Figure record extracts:
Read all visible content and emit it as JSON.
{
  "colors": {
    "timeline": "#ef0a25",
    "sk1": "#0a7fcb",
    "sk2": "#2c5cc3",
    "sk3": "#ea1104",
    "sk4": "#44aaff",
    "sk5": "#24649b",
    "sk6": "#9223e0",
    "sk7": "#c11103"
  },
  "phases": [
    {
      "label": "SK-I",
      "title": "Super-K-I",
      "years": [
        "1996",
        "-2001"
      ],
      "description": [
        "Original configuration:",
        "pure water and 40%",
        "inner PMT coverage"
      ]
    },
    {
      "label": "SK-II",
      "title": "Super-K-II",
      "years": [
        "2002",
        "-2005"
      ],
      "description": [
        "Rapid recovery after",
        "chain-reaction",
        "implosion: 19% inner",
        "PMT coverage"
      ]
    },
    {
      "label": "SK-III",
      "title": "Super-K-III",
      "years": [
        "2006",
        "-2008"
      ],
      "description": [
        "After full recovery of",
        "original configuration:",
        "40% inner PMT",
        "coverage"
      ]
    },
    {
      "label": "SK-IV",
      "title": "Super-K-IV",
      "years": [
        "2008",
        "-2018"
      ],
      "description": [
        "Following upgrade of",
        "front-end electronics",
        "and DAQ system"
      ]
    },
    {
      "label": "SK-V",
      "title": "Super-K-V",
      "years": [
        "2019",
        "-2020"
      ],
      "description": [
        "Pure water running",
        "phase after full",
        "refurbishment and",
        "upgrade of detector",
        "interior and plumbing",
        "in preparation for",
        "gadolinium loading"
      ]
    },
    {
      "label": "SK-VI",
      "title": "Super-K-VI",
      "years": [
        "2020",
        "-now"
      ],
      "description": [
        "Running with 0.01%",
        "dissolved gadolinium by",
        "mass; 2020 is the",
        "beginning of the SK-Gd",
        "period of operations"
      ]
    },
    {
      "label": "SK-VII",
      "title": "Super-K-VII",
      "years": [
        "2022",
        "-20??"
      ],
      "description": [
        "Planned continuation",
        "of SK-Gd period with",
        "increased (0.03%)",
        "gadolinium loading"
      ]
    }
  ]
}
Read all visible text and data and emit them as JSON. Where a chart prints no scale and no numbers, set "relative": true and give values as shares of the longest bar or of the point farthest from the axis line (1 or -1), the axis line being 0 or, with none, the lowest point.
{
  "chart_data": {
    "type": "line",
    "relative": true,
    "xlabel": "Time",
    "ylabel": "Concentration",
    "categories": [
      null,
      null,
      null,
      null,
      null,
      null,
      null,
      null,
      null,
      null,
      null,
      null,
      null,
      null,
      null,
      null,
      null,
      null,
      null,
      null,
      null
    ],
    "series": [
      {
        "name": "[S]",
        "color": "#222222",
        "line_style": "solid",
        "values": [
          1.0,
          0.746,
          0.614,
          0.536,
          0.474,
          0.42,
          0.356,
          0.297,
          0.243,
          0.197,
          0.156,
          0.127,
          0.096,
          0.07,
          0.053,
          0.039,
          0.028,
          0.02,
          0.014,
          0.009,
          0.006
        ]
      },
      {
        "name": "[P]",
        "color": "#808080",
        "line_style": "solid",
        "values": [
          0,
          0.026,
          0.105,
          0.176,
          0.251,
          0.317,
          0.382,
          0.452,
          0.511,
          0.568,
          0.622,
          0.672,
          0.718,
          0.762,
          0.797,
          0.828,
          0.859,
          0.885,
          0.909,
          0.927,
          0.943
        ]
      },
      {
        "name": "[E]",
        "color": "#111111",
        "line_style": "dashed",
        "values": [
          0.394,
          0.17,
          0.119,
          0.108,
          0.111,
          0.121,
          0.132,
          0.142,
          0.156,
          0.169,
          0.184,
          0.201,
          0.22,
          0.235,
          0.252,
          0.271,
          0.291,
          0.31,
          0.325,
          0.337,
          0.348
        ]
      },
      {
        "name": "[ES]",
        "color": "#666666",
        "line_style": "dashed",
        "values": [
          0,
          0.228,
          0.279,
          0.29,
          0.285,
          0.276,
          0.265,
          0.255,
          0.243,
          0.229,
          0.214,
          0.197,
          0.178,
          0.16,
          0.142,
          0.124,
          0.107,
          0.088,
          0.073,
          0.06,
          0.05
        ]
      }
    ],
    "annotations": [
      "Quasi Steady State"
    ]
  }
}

> **Aim of the exercise**:
Print the complete listing again, exactly as it stands.

> **Response**:
Read all visible content and emit it as JSON.
{
  "colors": {
    "timeline": "#ef0a25",
    "sk1": "#0a7fcb",
    "sk2": "#2c5cc3",
    "sk3": "#ea1104",
    "sk4": "#44aaff",
    "sk5": "#24649b",
    "sk6": "#9223e0",
    "sk7": "#c11103"
  },
  "phases": [
    {
      "label": "SK-I",
      "title": "Super-K-I",
      "years": [
        "1996",
        "-2001"
      ],
      "description": [
        "Original configuration:",
        "pure water and 40%",
        "inner PMT coverage"
      ]
    },
    {
      "label": "SK-II",
      "title": "Super-K-II",
      "years": [
        "2002",
        "-2005"
      ],
      "description": [
        "Rapid recovery after",
        "chain-reaction",
        "implosion: 19% inner",
        "PMT coverage"
      ]
    },
    {
      "label": "SK-III",
      "title": "Super-K-III",
      "years": [
        "2006",
        "-2008"
      ],
      "description": [
        "After full recovery of",
        "original configuration:",
        "40% inner PMT",
        "coverage"
      ]
    },
    {
      "label": "SK-IV",
      "title": "Super-K-IV",
      "years": [
        "2008",
        "-2018"
      ],
      "description": [
        "Following upgrade of",
        "front-end electronics",
        "and DAQ system"
      ]
    },
    {
      "label": "SK-V",
      "title": "Super-K-V",
      "years": [
        "2019",
        "-2020"
      ],
      "description": [
        "Pure water running",
        "phase after full",
        "refurbishment and",
        "upgrade of detector",
        "interior and plumbing",
        "in preparation for",
        "gadolinium loading"
      ]
    },
    {
      "label": "SK-VI",
      "title": "Super-K-VI",
      "years": [
        "2020",
        "-now"
      ],
      "description": [
        "Running with 0.01%",
        "dissolved gadolinium by",
        "mass; 2020 is the",
        "beginning of the SK-Gd",
        "period of operations"
      ]
    },
    {
      "label": "SK-VII",
      "title": "Super-K-VII",
      "years": [
        "2022",
        "-20??"
      ],
      "description": [
        "Planned continuation",
        "of SK-Gd period with",
        "increased (0.03%)",
        "gadolinium loading"
      ]
    }
  ]
}
Read all visible text and data and emit them as JSON. Where a chart prints no scale and no numbers, set "relative": true and give values as shares of the longest bar or of the point farthest from the axis line (1 or -1), the axis line being 0 or, with none, the lowest point.
{
  "chart_data": {
    "type": "line",
    "relative": true,
    "xlabel": "Time",
    "ylabel": "Concentration",
    "categories": [
      null,
      null,
      null,
      null,
      null,
      null,
      null,
      null,
      null,
      null,
      null,
      null,
      null,
      null,
      null,
      null,
      null,
      null,
      null,
      null,
      null
    ],
    "series": [
      {
        "name": "[S]",
        "color": "#222222",
        "line_style": "solid",
        "values": [
          1.0,
          0.746,
          0.614,
          0.536,
          0.474,
          0.42,
          0.356,
          0.297,
          0.243,
          0.197,
          0.156,
          0.127,
          0.096,
          0.07,
          0.053,
          0.039,
          0.028,
          0.02,
          0.014,
          0.009,
          0.006
        ]
      },
      {
        "name": "[P]",
        "color": "#808080",
        "line_style": "solid",
        "values": [
          0,
          0.026,
          0.105,
          0.176,
          0.251,
          0.317,
          0.382,
          0.452,
          0.511,
          0.568,
          0.622,
          0.672,
          0.718,
          0.762,
          0.797,
          0.828,
          0.859,
          0.885,
          0.909,
          0.927,
          0.943
        ]
      },
      {
        "name": "[E]",
        "color": "#111111",
        "line_style": "dashed",
        "values": [
          0.394,
          0.17,
          0.119,
          0.108,
          0.111,
          0.121,
          0.132,
          0.142,
          0.156,
          0.169,
          0.184,
          0.201,
          0.22,
          0.235,
          0.252,
          0.271,
          0.291,
          0.31,
          0.325,
          0.337,
          0.348
        ]
      },
      {
        "name": "[ES]",
        "color": "#666666",
        "line_style": "dashed",
        "values": [
          0,
          0.228,
          0.279,
          0.29,
          0.285,
          0.276,
          0.265,
          0.255,
          0.243,
          0.229,
          0.214,
          0.197,
          0.178,
          0.16,
          0.142,
          0.124,
          0.107,
          0.088,
          0.073,
          0.06,
          0.05
        ]
      }
    ],
    "annotations": [
      "Quasi Steady State"
    ]
  }
}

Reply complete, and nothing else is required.